Compiti:
a. Secondo l'articolo sul caso del "Giudizio universale", chi presiede la commissione cultura?
b. Prosegui l'articolo sul caso del "Giudizio universale" dal punto in cui si interrompe.

Blocco di testo:

▬▬▬

Il caso del “Giudizio universale” e la governance culturale: intervista al prof. Giulio Zavatta

Il caso del “Giudizio universale” e la governance culturale: intervista al prof. Giulio Zavatta

«Essendo proprietaria del bene la Diocesi può porre le sue condizioni, che però dal punto di vista espositivo e museale sono un controsenso». E le prescrizioni poste creano un precedente potenzialmente pericoloso. Su «tutte le questioni più importanti dal punto di vista culturale, l’amministrazione ha avviato prima le procedure, poi eventualmente ha convocato (o si è proposta di convocare) un comitato scientifico». Castel Sismondo: «Il tanto vituperato ed effettivamente brutto parcheggio che assediava il castello, per paradosso, era più “leggero” e facilmente reversibile» dell'attuale sistemazione. Ma Zavatta spiega anche le ragioni che l'hanno fatto decidere, a malincuore, di abbandonare la commissione consultiva.

Cosa sta accadendo intorno al tema della cultura e dei musei a Rimini? Uno spettacolo poco edificante. Qualche giorno fa abbiamo riferito degli esiti della commissione cultura, presieduta da Davide Frisoni. Per un verso molto utile perché ormai l’amministrazione in carica ci ha abituati a tenere le carte coperte e a decidere tutto all’interno della giunta comunale, e dunque per conoscere qualcosa di più occorre attendere che una interrogazione o una commissione sollevi qualche velo che nasconde magari decisioni già prese anche all’insaputa del consiglio comunale. E’ emerso, ad esempio, il contenuto dell’accordo sottoscritto da sindaco e vescovo, che apre numerosi e rilevanti interrogativi. Ma per un altro verso l’assessore alla cultura Giampiero Piscaglia, pur mostrando un volto dialogante, non ha dato l’impressione di avere “incassato” e fatto tesoro delle critiche più significative che ormai da tempo vengono poste da più parti al modello di gestione della cultura (del sistema museale e dei beni culturali) espresso da palazzo Garampi. Nella stessa seduta l’assessore ha rivelato l’abbandono del prof. Giulio Zavatta dalla commissione consultiva, fornendo una sua versione della motivazione alla base della decisione. Erano tanti, insomma, gli stimoli che ci portavano a decidere di bussare (speriamo senza troppa insistenza) alla porta del prof. Zavatta per porgli alcune domande su questi temi di attualità, che intersecano anche le sue competenze, trattandosi di materie che come docente universitario maneggia con estremo rigore. Lo ringraziamo per avere accettato di rispondere, con chiarezza e puntualità.

▬▬▬

Righe di dati:
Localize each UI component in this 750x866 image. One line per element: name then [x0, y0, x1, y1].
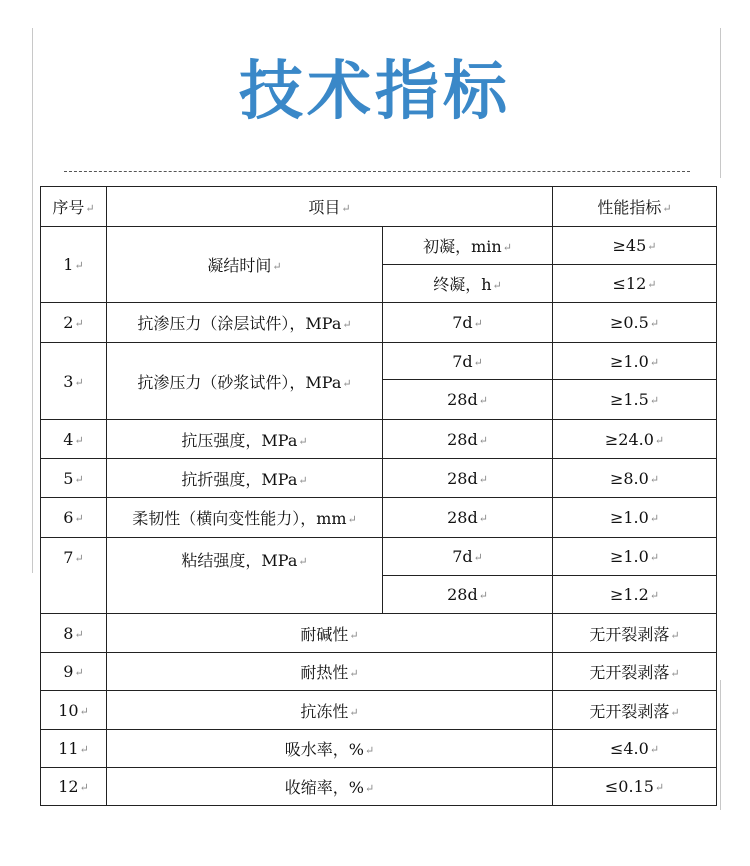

▬▬▬

Risultati esercizi:
a. Davide Frisoni.

b.
Nell’ultima commissione cultura presieduta da Davide Frisoni, l’assessore Piscaglia ha parlato anche delle sue dimissioni dalla commissione consultiva di recente costituita, sostenendo che lei se ne è andato «quando abbiamo deciso di fermarci a discutere sul Trecento riminese, ritenendola una modalità non organica di affrontare l’argomento musei». Sono andate così le cose? Per quali ragioni è nata quella commissione e lei aveva inizialmente aderito? Cosa c’è alla base della sua decisione?
Quando è stato proposto ad altri studiosi e a me di entrare a far parte di una commissione per il Trecento in museo abbiamo risposto chiedendo di formare piuttosto una commissione per il museo nella sua interezza, mettendoci a disposizione. In particolare non si riteneva lineare intervenire su una sola parte del percorso (ma con evidenti ricadute su tutto il museo) in un contesto che necessiterebbe di un ripensamento generale. Un’idea unanimemente condivisa dagli altri membri. La natura del comitato, in conseguenza di vincoli già siglati, non poteva che essere sul Trecento e ne ho tratto le conseguenze. Personalmente, non sono un medievista e il mio contributo lo avrei potuto dare dal punto di vista più generale, forse, sul museo. Non ho dunque ravvisato le condizioni per dare un valido apporto considerando le mie competenze. Mi permetta quindi di dire che quanto emerso in commissione, che cioè io avrei particolari titoli, non è corretto, direi anzi il contrario nel caso specifico.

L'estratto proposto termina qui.